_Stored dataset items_
- - -

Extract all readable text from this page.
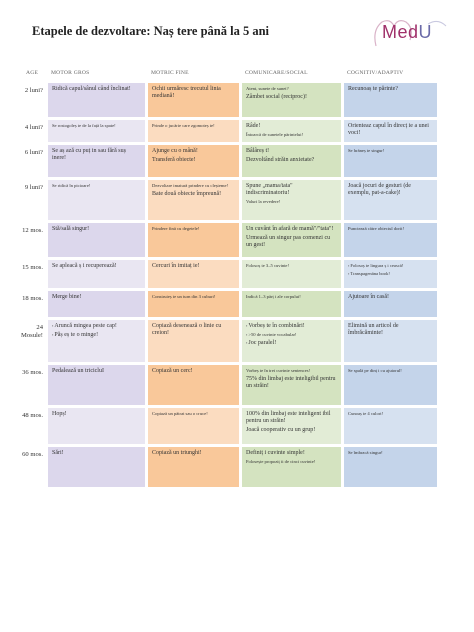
Etapele de dezvoltare: Naș tere până la 5 ani	MedU
AGE	MOTOR GROS	MOTRIC FINE	COMUNICARE/SOCIAL	COGNITIV/ADAPTIV
2 luni?	Ridică capul/sânul când înclinat!	Ochii urmăresc trecutul linia mediană!
Atent, sunete de sunet?
Zâmbet social (reciproc)!
Recunoaș te părinte?
4 luni?	Se rostogoleș te de la față la spate!	Prinde o jucărie care zgomoteș te!	Râde!
Întoarcă de sunetele părintelui!
Orienteaz capul în direcț ie a unei voci!
6 luni?	Se aș ază cu puț in sau fără suș inere!
Ajunge cu o mână!
Transferă obiecte!
Bâlâreș t!
Dezvoltând străin anxietate?
Se hrăneș te singur!
9 luni?	Se ridică în picioare!	Dezvoltare imatură prindere cu cleșteme!
Bate două obiecte împreună!
Spune „mama/tata" indiscriminatoriu!
Valuri la revedere!
Joacă jocuri de gesturi (de exemplu, pat-a-cake)!
12 mos.	Stă/sală singur!	Prindere fină cu degetele!	Un cuvânt în afară de mamă"/"tata"!
Urmează un singur pas comenzi cu un gest!
Punctează către obiectul dorit!
15 mos.	Se apleacă ș i recuperează!	Cercuri în imitaț ie!	Folosoș te 3–5 cuvinte!
▪	Folosoș te lingura ș i cească!
▪ Transpagenăna book!
18 mos.	Merge bine!	Construieș te un turn din 3 cuburi!	Indică 1–3 părț i ale corpului!	Ajutoare în casă!
24 Mosule!
▪ Aruncă mingea peste cap!
▪ Păș eș te o minge!
Copiază desenează o linie cu creion!
▪ Vorbeș te în combinări!
▪ >50 de cuvinte vocabular!
▪ Joc paralel!
Elimină un articol de îmbrăcăminte!
36 mos.	Pedalează un tricicluI	Copiază un cerc!	Vorbeș te în trei cuvinte sentences!
75% din limbaj este inteligibil pentru un străin!
Se spală pe dinț i cu ajutorul!
48 mos.	Hopș!	Copiază un pătrat sau o cruce!	100% din limbaj este inteligent ibil pentru un străin!
Joacă cooperativ cu un grup!
Cunoaș te 4 culori!
60 mos.	Sări!	Copiază un triunghi!	Definiț i cuvinte simple!
Folosește propoziț ii de cinci cuvinte!
Se îmbracă singur!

- - -

Compute the number of lines above that contain the string "obiecte". Reply with that value only.

_Expected answer_
2